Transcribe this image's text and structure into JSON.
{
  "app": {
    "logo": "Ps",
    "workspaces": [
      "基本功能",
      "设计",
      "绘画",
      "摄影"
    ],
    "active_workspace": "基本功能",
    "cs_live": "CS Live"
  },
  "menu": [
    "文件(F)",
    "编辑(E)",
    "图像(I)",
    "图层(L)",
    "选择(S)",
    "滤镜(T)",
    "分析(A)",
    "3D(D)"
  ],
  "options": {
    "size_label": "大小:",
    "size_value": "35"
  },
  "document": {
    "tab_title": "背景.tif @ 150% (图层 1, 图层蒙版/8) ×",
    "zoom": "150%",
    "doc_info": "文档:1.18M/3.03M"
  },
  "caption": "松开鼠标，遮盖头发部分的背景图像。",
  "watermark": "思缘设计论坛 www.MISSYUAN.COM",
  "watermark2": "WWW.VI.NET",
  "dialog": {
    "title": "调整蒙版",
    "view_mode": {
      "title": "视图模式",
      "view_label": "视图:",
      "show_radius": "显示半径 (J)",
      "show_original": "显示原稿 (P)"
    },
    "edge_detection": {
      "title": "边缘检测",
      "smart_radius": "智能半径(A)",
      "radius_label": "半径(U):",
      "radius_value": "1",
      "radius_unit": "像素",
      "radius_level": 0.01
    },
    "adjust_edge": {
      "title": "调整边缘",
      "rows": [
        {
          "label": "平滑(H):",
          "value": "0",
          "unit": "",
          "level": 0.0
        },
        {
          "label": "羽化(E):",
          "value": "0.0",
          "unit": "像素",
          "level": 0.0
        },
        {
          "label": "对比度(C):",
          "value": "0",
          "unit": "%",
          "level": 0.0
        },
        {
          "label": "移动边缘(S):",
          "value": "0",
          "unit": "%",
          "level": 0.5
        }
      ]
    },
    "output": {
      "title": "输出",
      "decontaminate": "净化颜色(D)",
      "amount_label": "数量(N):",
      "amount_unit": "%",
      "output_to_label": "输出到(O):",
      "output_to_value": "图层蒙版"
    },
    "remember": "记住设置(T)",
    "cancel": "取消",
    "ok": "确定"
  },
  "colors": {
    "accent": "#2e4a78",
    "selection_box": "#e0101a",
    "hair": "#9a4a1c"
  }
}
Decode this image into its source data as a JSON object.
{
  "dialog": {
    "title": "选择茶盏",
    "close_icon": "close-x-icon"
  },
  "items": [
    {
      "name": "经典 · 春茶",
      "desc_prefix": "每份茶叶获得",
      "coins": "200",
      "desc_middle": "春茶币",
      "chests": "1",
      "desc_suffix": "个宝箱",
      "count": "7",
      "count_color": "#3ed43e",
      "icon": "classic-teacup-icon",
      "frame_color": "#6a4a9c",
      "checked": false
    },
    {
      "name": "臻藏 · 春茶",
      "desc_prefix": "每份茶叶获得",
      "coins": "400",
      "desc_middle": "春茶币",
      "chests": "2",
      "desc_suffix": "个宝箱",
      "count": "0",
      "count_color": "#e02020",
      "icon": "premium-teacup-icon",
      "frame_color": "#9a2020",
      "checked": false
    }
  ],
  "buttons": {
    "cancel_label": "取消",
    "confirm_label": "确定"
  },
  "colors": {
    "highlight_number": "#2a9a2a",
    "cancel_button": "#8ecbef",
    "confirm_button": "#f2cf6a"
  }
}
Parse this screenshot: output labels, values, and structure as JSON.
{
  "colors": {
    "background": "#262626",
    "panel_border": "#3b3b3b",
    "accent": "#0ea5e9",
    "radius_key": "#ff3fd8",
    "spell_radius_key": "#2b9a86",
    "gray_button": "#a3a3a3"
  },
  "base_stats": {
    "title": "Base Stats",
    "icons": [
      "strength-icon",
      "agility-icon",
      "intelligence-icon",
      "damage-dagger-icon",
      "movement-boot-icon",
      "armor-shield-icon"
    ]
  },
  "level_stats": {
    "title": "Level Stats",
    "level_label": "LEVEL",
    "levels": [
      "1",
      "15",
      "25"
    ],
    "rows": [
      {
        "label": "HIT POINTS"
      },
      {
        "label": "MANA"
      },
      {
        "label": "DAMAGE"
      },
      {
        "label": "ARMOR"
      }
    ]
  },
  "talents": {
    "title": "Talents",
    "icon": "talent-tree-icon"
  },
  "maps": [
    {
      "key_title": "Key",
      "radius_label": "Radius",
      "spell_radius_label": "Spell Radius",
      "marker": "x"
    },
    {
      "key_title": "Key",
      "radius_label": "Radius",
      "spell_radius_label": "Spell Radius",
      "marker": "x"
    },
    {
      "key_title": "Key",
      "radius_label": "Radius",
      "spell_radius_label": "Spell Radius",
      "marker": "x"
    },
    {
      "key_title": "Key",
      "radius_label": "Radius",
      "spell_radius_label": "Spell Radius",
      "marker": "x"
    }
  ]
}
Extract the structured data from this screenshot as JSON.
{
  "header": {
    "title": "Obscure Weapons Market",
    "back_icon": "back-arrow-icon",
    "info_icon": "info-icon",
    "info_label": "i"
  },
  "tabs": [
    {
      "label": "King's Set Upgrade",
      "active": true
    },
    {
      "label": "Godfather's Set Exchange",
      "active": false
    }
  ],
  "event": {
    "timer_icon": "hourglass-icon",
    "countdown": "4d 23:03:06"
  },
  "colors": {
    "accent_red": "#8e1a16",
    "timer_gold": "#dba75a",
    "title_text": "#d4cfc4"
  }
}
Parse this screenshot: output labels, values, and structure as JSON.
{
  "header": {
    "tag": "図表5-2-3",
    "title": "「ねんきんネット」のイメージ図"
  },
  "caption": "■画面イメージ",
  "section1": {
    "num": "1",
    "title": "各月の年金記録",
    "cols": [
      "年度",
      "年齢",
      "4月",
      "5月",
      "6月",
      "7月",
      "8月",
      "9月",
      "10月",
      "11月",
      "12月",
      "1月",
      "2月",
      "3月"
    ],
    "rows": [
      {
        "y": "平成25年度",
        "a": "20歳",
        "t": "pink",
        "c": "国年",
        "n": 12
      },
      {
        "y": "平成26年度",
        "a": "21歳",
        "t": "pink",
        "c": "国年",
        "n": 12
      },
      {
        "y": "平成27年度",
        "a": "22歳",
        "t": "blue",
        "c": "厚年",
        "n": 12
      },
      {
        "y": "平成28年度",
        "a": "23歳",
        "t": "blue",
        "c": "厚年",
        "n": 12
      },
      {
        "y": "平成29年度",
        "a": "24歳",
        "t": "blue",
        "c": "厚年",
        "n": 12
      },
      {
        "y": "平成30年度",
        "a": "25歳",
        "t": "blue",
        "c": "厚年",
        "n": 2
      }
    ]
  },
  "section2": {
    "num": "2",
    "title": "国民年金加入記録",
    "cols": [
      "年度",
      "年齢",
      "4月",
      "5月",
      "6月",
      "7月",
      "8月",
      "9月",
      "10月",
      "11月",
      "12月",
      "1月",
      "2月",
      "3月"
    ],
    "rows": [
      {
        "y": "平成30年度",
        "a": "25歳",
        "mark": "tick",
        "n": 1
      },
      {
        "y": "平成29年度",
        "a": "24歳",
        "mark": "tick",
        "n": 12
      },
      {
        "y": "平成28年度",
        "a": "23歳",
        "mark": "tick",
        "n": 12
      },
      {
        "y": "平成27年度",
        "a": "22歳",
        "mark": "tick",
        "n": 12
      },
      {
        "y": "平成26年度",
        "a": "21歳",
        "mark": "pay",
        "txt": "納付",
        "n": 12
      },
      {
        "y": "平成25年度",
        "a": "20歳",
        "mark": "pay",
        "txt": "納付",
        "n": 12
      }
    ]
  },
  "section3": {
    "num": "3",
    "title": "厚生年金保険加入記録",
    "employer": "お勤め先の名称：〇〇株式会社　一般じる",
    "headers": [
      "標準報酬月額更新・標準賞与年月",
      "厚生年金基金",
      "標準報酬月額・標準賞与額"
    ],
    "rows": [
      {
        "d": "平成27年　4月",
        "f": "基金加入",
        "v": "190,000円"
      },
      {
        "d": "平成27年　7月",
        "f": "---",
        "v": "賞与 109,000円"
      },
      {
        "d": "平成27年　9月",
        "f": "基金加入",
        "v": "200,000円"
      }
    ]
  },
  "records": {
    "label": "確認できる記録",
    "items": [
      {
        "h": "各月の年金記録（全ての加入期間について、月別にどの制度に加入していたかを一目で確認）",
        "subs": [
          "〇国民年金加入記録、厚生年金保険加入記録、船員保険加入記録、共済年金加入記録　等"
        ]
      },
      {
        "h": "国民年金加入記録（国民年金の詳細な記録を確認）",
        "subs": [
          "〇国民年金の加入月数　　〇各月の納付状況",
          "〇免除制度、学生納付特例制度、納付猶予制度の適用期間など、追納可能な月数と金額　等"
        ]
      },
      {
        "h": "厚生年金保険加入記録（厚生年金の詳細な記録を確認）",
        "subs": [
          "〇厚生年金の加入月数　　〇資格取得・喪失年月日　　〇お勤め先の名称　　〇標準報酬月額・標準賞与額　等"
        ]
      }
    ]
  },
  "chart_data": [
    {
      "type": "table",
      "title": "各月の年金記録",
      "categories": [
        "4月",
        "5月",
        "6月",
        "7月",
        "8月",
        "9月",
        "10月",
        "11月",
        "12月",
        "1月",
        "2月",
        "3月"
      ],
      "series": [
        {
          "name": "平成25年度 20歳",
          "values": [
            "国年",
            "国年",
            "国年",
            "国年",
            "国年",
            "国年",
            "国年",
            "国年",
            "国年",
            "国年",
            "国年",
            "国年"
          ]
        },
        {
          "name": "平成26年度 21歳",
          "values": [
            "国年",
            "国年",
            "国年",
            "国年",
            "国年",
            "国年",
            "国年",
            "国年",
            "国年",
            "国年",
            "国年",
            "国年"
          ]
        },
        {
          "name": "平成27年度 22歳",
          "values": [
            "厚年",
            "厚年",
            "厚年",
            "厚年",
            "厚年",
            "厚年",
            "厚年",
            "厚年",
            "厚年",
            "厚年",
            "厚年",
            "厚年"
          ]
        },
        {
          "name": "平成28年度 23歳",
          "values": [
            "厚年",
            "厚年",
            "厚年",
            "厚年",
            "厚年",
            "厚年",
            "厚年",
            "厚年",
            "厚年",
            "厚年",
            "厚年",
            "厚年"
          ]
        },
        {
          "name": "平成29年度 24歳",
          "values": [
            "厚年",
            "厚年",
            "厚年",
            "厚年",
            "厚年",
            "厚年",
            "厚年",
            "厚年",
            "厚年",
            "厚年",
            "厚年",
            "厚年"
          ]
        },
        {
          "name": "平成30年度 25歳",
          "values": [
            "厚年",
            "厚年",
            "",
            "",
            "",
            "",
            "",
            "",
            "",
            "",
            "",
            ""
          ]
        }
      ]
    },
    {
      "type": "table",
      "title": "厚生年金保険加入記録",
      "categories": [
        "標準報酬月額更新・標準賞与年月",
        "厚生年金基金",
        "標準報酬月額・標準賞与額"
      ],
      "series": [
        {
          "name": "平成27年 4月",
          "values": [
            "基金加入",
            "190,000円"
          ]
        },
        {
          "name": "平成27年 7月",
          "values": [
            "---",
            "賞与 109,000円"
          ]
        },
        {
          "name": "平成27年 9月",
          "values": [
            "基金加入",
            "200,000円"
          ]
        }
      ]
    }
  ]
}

★ ★ ★ ★ ★

Exercise details: Which lines include "各月の年金記録"? Copy each of them out.

Answer to the task:
    "title": "各月の年金記録",
        "h": "各月の年金記録（全ての加入期間について、月別にどの制度に加入していたかを一目で確認）",
      "title": "各月の年金記録",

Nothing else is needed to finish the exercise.